*** Stored records

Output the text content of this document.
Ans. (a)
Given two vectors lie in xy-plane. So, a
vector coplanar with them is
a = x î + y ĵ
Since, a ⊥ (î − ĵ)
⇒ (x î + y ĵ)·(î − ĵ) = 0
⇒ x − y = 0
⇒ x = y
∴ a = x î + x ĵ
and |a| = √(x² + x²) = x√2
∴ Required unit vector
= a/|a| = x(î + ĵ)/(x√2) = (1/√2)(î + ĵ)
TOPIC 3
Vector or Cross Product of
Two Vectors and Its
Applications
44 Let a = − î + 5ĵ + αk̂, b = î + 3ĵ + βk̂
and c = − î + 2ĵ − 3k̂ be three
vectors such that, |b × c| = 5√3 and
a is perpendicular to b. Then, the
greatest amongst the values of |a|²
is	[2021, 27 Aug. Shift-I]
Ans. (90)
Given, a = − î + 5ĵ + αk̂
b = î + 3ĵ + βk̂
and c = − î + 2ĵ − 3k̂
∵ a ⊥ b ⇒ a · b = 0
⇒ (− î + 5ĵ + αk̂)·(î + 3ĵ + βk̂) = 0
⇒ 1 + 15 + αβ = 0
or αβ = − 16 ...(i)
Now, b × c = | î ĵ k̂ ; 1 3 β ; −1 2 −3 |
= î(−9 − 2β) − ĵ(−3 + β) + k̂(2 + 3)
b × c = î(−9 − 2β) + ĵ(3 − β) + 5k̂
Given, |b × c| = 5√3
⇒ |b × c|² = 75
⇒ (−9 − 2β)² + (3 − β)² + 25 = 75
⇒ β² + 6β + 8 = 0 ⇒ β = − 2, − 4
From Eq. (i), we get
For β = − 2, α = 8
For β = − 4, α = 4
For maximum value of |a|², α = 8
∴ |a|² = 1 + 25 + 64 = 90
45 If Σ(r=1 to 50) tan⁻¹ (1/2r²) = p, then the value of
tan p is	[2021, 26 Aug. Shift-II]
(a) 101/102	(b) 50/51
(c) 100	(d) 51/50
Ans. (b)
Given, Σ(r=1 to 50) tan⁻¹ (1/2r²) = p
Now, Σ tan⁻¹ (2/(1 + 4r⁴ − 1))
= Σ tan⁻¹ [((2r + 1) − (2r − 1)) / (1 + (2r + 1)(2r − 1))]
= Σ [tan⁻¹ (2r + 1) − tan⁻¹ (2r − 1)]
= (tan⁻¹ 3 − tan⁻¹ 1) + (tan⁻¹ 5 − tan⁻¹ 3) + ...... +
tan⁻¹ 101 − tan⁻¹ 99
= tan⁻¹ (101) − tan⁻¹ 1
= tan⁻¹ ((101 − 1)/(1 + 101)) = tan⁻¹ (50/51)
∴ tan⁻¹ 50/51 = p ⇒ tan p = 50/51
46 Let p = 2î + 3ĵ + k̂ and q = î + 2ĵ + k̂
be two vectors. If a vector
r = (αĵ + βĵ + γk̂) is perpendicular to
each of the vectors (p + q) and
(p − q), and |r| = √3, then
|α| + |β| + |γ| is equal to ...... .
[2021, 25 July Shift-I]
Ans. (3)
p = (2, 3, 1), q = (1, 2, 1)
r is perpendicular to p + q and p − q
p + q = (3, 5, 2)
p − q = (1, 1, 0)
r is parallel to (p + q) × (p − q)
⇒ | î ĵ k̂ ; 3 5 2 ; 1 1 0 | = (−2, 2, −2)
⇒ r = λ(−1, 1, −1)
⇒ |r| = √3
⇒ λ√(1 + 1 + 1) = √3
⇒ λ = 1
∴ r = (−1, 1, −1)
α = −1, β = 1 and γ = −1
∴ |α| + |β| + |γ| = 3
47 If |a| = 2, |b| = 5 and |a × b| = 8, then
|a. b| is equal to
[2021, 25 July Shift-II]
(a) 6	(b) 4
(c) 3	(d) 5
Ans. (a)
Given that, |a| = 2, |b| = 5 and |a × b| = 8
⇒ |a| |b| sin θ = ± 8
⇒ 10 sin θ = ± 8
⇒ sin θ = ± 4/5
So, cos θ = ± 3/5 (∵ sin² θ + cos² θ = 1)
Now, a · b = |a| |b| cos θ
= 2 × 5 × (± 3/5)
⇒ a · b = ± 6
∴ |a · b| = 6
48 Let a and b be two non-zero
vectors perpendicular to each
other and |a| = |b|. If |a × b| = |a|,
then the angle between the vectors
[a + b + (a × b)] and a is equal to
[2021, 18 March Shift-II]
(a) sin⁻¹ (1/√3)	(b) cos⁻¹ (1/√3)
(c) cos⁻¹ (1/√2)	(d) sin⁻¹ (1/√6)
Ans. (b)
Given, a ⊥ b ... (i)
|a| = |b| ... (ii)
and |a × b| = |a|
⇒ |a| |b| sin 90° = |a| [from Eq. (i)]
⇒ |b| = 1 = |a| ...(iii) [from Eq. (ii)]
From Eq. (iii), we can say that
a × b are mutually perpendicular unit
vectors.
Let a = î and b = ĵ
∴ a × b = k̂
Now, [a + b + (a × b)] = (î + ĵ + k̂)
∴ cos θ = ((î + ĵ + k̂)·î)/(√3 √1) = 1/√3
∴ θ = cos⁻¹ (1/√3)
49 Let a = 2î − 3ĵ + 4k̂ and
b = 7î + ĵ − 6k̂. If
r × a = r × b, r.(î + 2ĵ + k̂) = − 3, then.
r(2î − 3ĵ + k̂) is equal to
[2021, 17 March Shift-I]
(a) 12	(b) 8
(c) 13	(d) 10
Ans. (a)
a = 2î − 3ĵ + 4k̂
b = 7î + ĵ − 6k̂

******

Exercise brief ▸ Return all the data exactly as given.

Output ▸
Output the text content of this document.
Ans. (a)
Given two vectors lie in xy-plane. So, a
vector coplanar with them is
a = x î + y ĵ
Since, a ⊥ (î − ĵ)
⇒ (x î + y ĵ)·(î − ĵ) = 0
⇒ x − y = 0
⇒ x = y
∴ a = x î + x ĵ
and |a| = √(x² + x²) = x√2
∴ Required unit vector
= a/|a| = x(î + ĵ)/(x√2) = (1/√2)(î + ĵ)
TOPIC 3
Vector or Cross Product of
Two Vectors and Its
Applications
44 Let a = − î + 5ĵ + αk̂, b = î + 3ĵ + βk̂
and c = − î + 2ĵ − 3k̂ be three
vectors such that, |b × c| = 5√3 and
a is perpendicular to b. Then, the
greatest amongst the values of |a|²
is	[2021, 27 Aug. Shift-I]
Ans. (90)
Given, a = − î + 5ĵ + αk̂
b = î + 3ĵ + βk̂
and c = − î + 2ĵ − 3k̂
∵ a ⊥ b ⇒ a · b = 0
⇒ (− î + 5ĵ + αk̂)·(î + 3ĵ + βk̂) = 0
⇒ 1 + 15 + αβ = 0
or αβ = − 16 ...(i)
Now, b × c = | î ĵ k̂ ; 1 3 β ; −1 2 −3 |
= î(−9 − 2β) − ĵ(−3 + β) + k̂(2 + 3)
b × c = î(−9 − 2β) + ĵ(3 − β) + 5k̂
Given, |b × c| = 5√3
⇒ |b × c|² = 75
⇒ (−9 − 2β)² + (3 − β)² + 25 = 75
⇒ β² + 6β + 8 = 0 ⇒ β = − 2, − 4
From Eq. (i), we get
For β = − 2, α = 8
For β = − 4, α = 4
For maximum value of |a|², α = 8
∴ |a|² = 1 + 25 + 64 = 90
45 If Σ(r=1 to 50) tan⁻¹ (1/2r²) = p, then the value of
tan p is	[2021, 26 Aug. Shift-II]
(a) 101/102	(b) 50/51
(c) 100	(d) 51/50
Ans. (b)
Given, Σ(r=1 to 50) tan⁻¹ (1/2r²) = p
Now, Σ tan⁻¹ (2/(1 + 4r⁴ − 1))
= Σ tan⁻¹ [((2r + 1) − (2r − 1)) / (1 + (2r + 1)(2r − 1))]
= Σ [tan⁻¹ (2r + 1) − tan⁻¹ (2r − 1)]
= (tan⁻¹ 3 − tan⁻¹ 1) + (tan⁻¹ 5 − tan⁻¹ 3) + ...... +
tan⁻¹ 101 − tan⁻¹ 99
= tan⁻¹ (101) − tan⁻¹ 1
= tan⁻¹ ((101 − 1)/(1 + 101)) = tan⁻¹ (50/51)
∴ tan⁻¹ 50/51 = p ⇒ tan p = 50/51
46 Let p = 2î + 3ĵ + k̂ and q = î + 2ĵ + k̂
be two vectors. If a vector
r = (αĵ + βĵ + γk̂) is perpendicular to
each of the vectors (p + q) and
(p − q), and |r| = √3, then
|α| + |β| + |γ| is equal to ...... .
[2021, 25 July Shift-I]
Ans. (3)
p = (2, 3, 1), q = (1, 2, 1)
r is perpendicular to p + q and p − q
p + q = (3, 5, 2)
p − q = (1, 1, 0)
r is parallel to (p + q) × (p − q)
⇒ | î ĵ k̂ ; 3 5 2 ; 1 1 0 | = (−2, 2, −2)
⇒ r = λ(−1, 1, −1)
⇒ |r| = √3
⇒ λ√(1 + 1 + 1) = √3
⇒ λ = 1
∴ r = (−1, 1, −1)
α = −1, β = 1 and γ = −1
∴ |α| + |β| + |γ| = 3
47 If |a| = 2, |b| = 5 and |a × b| = 8, then
|a. b| is equal to
[2021, 25 July Shift-II]
(a) 6	(b) 4
(c) 3	(d) 5
Ans. (a)
Given that, |a| = 2, |b| = 5 and |a × b| = 8
⇒ |a| |b| sin θ = ± 8
⇒ 10 sin θ = ± 8
⇒ sin θ = ± 4/5
So, cos θ = ± 3/5 (∵ sin² θ + cos² θ = 1)
Now, a · b = |a| |b| cos θ
= 2 × 5 × (± 3/5)
⇒ a · b = ± 6
∴ |a · b| = 6
48 Let a and b be two non-zero
vectors perpendicular to each
other and |a| = |b|. If |a × b| = |a|,
then the angle between the vectors
[a + b + (a × b)] and a is equal to
[2021, 18 March Shift-II]
(a) sin⁻¹ (1/√3)	(b) cos⁻¹ (1/√3)
(c) cos⁻¹ (1/√2)	(d) sin⁻¹ (1/√6)
Ans. (b)
Given, a ⊥ b ... (i)
|a| = |b| ... (ii)
and |a × b| = |a|
⇒ |a| |b| sin 90° = |a| [from Eq. (i)]
⇒ |b| = 1 = |a| ...(iii) [from Eq. (ii)]
From Eq. (iii), we can say that
a × b are mutually perpendicular unit
vectors.
Let a = î and b = ĵ
∴ a × b = k̂
Now, [a + b + (a × b)] = (î + ĵ + k̂)
∴ cos θ = ((î + ĵ + k̂)·î)/(√3 √1) = 1/√3
∴ θ = cos⁻¹ (1/√3)
49 Let a = 2î − 3ĵ + 4k̂ and
b = 7î + ĵ − 6k̂. If
r × a = r × b, r.(î + 2ĵ + k̂) = − 3, then.
r(2î − 3ĵ + k̂) is equal to
[2021, 17 March Shift-I]
(a) 12	(b) 8
(c) 13	(d) 10
Ans. (a)
a = 2î − 3ĵ + 4k̂
b = 7î + ĵ − 6k̂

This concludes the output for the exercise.